Directive:
Print the complete set of entries exactly.

--

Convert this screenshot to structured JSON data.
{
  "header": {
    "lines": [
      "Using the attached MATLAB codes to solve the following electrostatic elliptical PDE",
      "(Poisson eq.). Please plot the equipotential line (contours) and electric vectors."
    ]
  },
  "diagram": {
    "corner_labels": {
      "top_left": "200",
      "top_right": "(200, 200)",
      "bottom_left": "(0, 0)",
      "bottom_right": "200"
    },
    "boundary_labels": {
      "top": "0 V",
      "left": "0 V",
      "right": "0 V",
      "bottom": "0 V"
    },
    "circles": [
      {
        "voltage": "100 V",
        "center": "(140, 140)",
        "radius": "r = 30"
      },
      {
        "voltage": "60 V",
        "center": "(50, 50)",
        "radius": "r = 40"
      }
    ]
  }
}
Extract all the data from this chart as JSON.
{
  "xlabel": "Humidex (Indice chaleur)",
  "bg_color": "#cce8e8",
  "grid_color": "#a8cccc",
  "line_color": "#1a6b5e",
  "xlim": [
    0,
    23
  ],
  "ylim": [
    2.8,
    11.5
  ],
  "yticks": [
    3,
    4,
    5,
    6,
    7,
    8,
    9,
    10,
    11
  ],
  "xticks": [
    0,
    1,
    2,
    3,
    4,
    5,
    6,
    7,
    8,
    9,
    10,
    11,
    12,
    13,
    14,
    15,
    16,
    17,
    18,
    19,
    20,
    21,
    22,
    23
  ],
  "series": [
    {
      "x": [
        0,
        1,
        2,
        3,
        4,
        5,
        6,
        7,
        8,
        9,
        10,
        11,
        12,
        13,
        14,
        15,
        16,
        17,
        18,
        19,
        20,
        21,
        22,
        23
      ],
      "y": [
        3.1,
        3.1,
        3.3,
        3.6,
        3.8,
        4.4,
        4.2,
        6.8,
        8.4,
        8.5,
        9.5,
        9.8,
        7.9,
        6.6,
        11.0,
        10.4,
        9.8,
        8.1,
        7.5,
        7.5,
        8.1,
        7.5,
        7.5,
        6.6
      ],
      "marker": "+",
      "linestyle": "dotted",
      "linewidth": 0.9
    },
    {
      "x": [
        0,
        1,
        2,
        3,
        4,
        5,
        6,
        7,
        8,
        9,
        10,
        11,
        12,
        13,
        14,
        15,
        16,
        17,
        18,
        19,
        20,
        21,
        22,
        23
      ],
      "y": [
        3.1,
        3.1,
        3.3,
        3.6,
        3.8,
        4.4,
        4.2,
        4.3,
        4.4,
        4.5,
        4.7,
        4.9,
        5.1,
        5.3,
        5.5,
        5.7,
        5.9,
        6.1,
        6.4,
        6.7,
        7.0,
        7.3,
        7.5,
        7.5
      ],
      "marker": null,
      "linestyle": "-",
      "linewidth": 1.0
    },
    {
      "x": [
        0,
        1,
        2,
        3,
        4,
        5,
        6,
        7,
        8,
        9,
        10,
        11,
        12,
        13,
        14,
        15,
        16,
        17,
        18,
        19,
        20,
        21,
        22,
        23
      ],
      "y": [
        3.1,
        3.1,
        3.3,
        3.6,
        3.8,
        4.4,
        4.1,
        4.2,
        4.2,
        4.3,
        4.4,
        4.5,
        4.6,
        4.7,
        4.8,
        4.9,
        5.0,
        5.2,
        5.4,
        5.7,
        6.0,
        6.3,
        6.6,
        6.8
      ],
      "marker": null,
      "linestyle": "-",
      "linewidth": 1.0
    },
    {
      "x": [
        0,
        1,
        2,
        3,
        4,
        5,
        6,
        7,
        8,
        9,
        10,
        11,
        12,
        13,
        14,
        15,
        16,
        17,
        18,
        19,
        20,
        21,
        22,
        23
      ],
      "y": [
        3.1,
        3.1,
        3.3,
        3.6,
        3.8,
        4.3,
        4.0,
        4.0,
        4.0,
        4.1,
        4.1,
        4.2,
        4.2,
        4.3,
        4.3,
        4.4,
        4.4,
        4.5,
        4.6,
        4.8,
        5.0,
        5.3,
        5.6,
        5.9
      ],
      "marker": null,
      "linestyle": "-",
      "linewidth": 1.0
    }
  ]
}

--

Task response:
Convert this screenshot to structured JSON data.
{
  "header": {
    "lines": [
      "Using the attached MATLAB codes to solve the following electrostatic elliptical PDE",
      "(Poisson eq.). Please plot the equipotential line (contours) and electric vectors."
    ]
  },
  "diagram": {
    "corner_labels": {
      "top_left": "200",
      "top_right": "(200, 200)",
      "bottom_left": "(0, 0)",
      "bottom_right": "200"
    },
    "boundary_labels": {
      "top": "0 V",
      "left": "0 V",
      "right": "0 V",
      "bottom": "0 V"
    },
    "circles": [
      {
        "voltage": "100 V",
        "center": "(140, 140)",
        "radius": "r = 30"
      },
      {
        "voltage": "60 V",
        "center": "(50, 50)",
        "radius": "r = 40"
      }
    ]
  }
}
Extract all the data from this chart as JSON.
{
  "xlabel": "Humidex (Indice chaleur)",
  "bg_color": "#cce8e8",
  "grid_color": "#a8cccc",
  "line_color": "#1a6b5e",
  "xlim": [
    0,
    23
  ],
  "ylim": [
    2.8,
    11.5
  ],
  "yticks": [
    3,
    4,
    5,
    6,
    7,
    8,
    9,
    10,
    11
  ],
  "xticks": [
    0,
    1,
    2,
    3,
    4,
    5,
    6,
    7,
    8,
    9,
    10,
    11,
    12,
    13,
    14,
    15,
    16,
    17,
    18,
    19,
    20,
    21,
    22,
    23
  ],
  "series": [
    {
      "x": [
        0,
        1,
        2,
        3,
        4,
        5,
        6,
        7,
        8,
        9,
        10,
        11,
        12,
        13,
        14,
        15,
        16,
        17,
        18,
        19,
        20,
        21,
        22,
        23
      ],
      "y": [
        3.1,
        3.1,
        3.3,
        3.6,
        3.8,
        4.4,
        4.2,
        6.8,
        8.4,
        8.5,
        9.5,
        9.8,
        7.9,
        6.6,
        11.0,
        10.4,
        9.8,
        8.1,
        7.5,
        7.5,
        8.1,
        7.5,
        7.5,
        6.6
      ],
      "marker": "+",
      "linestyle": "dotted",
      "linewidth": 0.9
    },
    {
      "x": [
        0,
        1,
        2,
        3,
        4,
        5,
        6,
        7,
        8,
        9,
        10,
        11,
        12,
        13,
        14,
        15,
        16,
        17,
        18,
        19,
        20,
        21,
        22,
        23
      ],
      "y": [
        3.1,
        3.1,
        3.3,
        3.6,
        3.8,
        4.4,
        4.2,
        4.3,
        4.4,
        4.5,
        4.7,
        4.9,
        5.1,
        5.3,
        5.5,
        5.7,
        5.9,
        6.1,
        6.4,
        6.7,
        7.0,
        7.3,
        7.5,
        7.5
      ],
      "marker": null,
      "linestyle": "-",
      "linewidth": 1.0
    },
    {
      "x": [
        0,
        1,
        2,
        3,
        4,
        5,
        6,
        7,
        8,
        9,
        10,
        11,
        12,
        13,
        14,
        15,
        16,
        17,
        18,
        19,
        20,
        21,
        22,
        23
      ],
      "y": [
        3.1,
        3.1,
        3.3,
        3.6,
        3.8,
        4.4,
        4.1,
        4.2,
        4.2,
        4.3,
        4.4,
        4.5,
        4.6,
        4.7,
        4.8,
        4.9,
        5.0,
        5.2,
        5.4,
        5.7,
        6.0,
        6.3,
        6.6,
        6.8
      ],
      "marker": null,
      "linestyle": "-",
      "linewidth": 1.0
    },
    {
      "x": [
        0,
        1,
        2,
        3,
        4,
        5,
        6,
        7,
        8,
        9,
        10,
        11,
        12,
        13,
        14,
        15,
        16,
        17,
        18,
        19,
        20,
        21,
        22,
        23
      ],
      "y": [
        3.1,
        3.1,
        3.3,
        3.6,
        3.8,
        4.3,
        4.0,
        4.0,
        4.0,
        4.1,
        4.1,
        4.2,
        4.2,
        4.3,
        4.3,
        4.4,
        4.4,
        4.5,
        4.6,
        4.8,
        5.0,
        5.3,
        5.6,
        5.9
      ],
      "marker": null,
      "linestyle": "-",
      "linewidth": 1.0
    }
  ]
}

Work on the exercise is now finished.